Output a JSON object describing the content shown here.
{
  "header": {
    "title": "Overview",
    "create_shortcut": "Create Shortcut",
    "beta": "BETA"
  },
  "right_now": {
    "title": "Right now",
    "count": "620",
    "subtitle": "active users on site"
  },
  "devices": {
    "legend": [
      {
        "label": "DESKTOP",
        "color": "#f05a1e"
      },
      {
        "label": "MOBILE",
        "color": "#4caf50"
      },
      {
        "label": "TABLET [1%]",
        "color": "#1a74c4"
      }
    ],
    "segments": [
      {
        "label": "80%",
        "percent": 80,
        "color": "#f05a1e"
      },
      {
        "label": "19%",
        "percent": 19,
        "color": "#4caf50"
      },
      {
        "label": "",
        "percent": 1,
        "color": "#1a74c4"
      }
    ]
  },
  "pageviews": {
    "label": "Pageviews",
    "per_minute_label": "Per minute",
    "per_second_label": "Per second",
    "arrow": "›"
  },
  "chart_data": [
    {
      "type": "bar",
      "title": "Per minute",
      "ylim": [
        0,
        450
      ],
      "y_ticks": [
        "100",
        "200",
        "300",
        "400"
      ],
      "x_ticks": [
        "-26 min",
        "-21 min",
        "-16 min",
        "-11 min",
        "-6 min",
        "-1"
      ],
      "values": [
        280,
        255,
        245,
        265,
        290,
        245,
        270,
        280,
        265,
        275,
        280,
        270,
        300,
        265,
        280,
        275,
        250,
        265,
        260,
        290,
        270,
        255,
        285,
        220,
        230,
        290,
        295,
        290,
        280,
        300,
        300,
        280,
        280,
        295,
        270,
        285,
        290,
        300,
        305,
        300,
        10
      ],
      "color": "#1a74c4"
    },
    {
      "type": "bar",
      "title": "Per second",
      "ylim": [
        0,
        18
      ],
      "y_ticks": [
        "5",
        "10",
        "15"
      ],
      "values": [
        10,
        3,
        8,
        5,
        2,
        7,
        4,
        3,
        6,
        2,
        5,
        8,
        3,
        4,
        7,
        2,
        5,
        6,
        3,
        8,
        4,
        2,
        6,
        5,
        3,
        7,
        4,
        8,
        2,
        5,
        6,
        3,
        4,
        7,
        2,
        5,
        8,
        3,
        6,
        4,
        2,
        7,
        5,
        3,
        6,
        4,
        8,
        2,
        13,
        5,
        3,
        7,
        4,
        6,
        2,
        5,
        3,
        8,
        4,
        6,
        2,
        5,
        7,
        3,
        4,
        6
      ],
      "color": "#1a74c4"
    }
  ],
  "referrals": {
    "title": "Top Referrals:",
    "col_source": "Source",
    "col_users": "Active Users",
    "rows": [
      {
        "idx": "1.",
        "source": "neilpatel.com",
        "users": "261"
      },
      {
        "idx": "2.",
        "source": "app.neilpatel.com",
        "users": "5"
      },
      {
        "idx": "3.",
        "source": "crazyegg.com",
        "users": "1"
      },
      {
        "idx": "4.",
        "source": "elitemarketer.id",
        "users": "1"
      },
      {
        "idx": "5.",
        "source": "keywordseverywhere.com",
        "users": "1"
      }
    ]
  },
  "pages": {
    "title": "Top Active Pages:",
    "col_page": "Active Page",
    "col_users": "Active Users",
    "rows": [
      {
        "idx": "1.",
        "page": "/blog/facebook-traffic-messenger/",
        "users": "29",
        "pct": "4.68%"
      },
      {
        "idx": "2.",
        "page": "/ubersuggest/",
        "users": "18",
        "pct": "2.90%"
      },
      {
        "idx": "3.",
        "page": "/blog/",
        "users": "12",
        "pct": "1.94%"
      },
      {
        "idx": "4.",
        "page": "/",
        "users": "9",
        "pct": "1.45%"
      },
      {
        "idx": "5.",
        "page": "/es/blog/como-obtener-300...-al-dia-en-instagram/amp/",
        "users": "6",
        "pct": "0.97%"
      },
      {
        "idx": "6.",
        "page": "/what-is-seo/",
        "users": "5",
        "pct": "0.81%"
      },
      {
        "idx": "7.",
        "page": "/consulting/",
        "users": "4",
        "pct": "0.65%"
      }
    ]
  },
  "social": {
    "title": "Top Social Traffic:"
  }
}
***
*WHAT IS REQUIRED*
Print every entry exactly as it appears.

*PROBLEM SOLUTION*
Output a JSON object describing the content shown here.
{
  "header": {
    "title": "Overview",
    "create_shortcut": "Create Shortcut",
    "beta": "BETA"
  },
  "right_now": {
    "title": "Right now",
    "count": "620",
    "subtitle": "active users on site"
  },
  "devices": {
    "legend": [
      {
        "label": "DESKTOP",
        "color": "#f05a1e"
      },
      {
        "label": "MOBILE",
        "color": "#4caf50"
      },
      {
        "label": "TABLET [1%]",
        "color": "#1a74c4"
      }
    ],
    "segments": [
      {
        "label": "80%",
        "percent": 80,
        "color": "#f05a1e"
      },
      {
        "label": "19%",
        "percent": 19,
        "color": "#4caf50"
      },
      {
        "label": "",
        "percent": 1,
        "color": "#1a74c4"
      }
    ]
  },
  "pageviews": {
    "label": "Pageviews",
    "per_minute_label": "Per minute",
    "per_second_label": "Per second",
    "arrow": "›"
  },
  "chart_data": [
    {
      "type": "bar",
      "title": "Per minute",
      "ylim": [
        0,
        450
      ],
      "y_ticks": [
        "100",
        "200",
        "300",
        "400"
      ],
      "x_ticks": [
        "-26 min",
        "-21 min",
        "-16 min",
        "-11 min",
        "-6 min",
        "-1"
      ],
      "values": [
        280,
        255,
        245,
        265,
        290,
        245,
        270,
        280,
        265,
        275,
        280,
        270,
        300,
        265,
        280,
        275,
        250,
        265,
        260,
        290,
        270,
        255,
        285,
        220,
        230,
        290,
        295,
        290,
        280,
        300,
        300,
        280,
        280,
        295,
        270,
        285,
        290,
        300,
        305,
        300,
        10
      ],
      "color": "#1a74c4"
    },
    {
      "type": "bar",
      "title": "Per second",
      "ylim": [
        0,
        18
      ],
      "y_ticks": [
        "5",
        "10",
        "15"
      ],
      "values": [
        10,
        3,
        8,
        5,
        2,
        7,
        4,
        3,
        6,
        2,
        5,
        8,
        3,
        4,
        7,
        2,
        5,
        6,
        3,
        8,
        4,
        2,
        6,
        5,
        3,
        7,
        4,
        8,
        2,
        5,
        6,
        3,
        4,
        7,
        2,
        5,
        8,
        3,
        6,
        4,
        2,
        7,
        5,
        3,
        6,
        4,
        8,
        2,
        13,
        5,
        3,
        7,
        4,
        6,
        2,
        5,
        3,
        8,
        4,
        6,
        2,
        5,
        7,
        3,
        4,
        6
      ],
      "color": "#1a74c4"
    }
  ],
  "referrals": {
    "title": "Top Referrals:",
    "col_source": "Source",
    "col_users": "Active Users",
    "rows": [
      {
        "idx": "1.",
        "source": "neilpatel.com",
        "users": "261"
      },
      {
        "idx": "2.",
        "source": "app.neilpatel.com",
        "users": "5"
      },
      {
        "idx": "3.",
        "source": "crazyegg.com",
        "users": "1"
      },
      {
        "idx": "4.",
        "source": "elitemarketer.id",
        "users": "1"
      },
      {
        "idx": "5.",
        "source": "keywordseverywhere.com",
        "users": "1"
      }
    ]
  },
  "pages": {
    "title": "Top Active Pages:",
    "col_page": "Active Page",
    "col_users": "Active Users",
    "rows": [
      {
        "idx": "1.",
        "page": "/blog/facebook-traffic-messenger/",
        "users": "29",
        "pct": "4.68%"
      },
      {
        "idx": "2.",
        "page": "/ubersuggest/",
        "users": "18",
        "pct": "2.90%"
      },
      {
        "idx": "3.",
        "page": "/blog/",
        "users": "12",
        "pct": "1.94%"
      },
      {
        "idx": "4.",
        "page": "/",
        "users": "9",
        "pct": "1.45%"
      },
      {
        "idx": "5.",
        "page": "/es/blog/como-obtener-300...-al-dia-en-instagram/amp/",
        "users": "6",
        "pct": "0.97%"
      },
      {
        "idx": "6.",
        "page": "/what-is-seo/",
        "users": "5",
        "pct": "0.81%"
      },
      {
        "idx": "7.",
        "page": "/consulting/",
        "users": "4",
        "pct": "0.65%"
      }
    ]
  },
  "social": {
    "title": "Top Social Traffic:"
  }
}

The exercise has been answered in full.